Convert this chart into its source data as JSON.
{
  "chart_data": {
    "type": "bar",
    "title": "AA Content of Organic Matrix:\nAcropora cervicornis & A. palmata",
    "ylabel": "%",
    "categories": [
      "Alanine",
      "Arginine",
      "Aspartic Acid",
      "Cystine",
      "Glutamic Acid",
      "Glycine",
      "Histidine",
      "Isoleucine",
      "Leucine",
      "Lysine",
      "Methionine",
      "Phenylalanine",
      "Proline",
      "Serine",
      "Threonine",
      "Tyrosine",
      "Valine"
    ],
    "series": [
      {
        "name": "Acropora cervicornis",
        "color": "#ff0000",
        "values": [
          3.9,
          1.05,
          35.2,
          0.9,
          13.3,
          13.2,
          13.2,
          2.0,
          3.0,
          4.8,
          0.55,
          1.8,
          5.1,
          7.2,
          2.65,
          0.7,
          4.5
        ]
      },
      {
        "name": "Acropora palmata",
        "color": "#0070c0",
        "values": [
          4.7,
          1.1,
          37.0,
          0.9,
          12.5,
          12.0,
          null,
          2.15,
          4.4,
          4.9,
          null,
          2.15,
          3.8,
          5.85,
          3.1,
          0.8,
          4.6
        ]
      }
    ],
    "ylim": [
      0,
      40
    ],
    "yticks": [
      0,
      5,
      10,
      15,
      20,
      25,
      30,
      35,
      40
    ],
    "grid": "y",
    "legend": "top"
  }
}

* SET EXERCISE *
Note how many lines in the listing above hold the string "palmata", then give only that figure.

* TASK RESULT *
2